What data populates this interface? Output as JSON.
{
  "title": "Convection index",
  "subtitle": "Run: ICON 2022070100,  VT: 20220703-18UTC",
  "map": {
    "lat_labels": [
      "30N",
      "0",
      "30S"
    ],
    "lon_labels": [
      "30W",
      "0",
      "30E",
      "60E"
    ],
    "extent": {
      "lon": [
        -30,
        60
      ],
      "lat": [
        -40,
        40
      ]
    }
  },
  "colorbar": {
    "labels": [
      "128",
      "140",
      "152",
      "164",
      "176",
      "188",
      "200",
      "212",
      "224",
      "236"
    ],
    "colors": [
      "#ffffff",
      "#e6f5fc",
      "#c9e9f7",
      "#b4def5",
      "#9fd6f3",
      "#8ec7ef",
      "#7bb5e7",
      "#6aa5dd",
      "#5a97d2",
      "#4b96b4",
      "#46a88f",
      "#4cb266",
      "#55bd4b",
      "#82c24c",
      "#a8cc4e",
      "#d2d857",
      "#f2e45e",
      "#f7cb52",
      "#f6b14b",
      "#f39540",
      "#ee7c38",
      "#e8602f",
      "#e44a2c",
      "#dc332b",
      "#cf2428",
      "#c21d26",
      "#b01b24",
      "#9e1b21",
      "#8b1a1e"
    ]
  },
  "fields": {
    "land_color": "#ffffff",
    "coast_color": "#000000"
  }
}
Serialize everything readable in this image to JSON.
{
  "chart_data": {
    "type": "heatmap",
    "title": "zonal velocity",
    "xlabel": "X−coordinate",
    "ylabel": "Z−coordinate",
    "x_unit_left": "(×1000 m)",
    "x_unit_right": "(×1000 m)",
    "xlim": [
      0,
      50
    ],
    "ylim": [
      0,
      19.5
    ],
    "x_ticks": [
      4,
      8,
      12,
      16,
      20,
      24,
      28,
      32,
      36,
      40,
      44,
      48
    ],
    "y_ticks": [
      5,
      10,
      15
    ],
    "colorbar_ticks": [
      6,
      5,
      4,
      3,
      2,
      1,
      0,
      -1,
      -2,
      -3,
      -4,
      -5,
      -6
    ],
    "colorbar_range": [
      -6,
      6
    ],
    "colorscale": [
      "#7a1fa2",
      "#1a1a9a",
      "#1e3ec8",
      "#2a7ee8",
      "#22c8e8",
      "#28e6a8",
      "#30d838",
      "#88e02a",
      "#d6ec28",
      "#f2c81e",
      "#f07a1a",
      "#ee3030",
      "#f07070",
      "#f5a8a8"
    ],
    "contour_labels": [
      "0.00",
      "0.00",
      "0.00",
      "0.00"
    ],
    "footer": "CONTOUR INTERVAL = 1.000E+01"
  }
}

§ **What the task requires**
From the records above, how many lines include the word "coordinate"? Only the number is wanted.

§ **Complete output**
2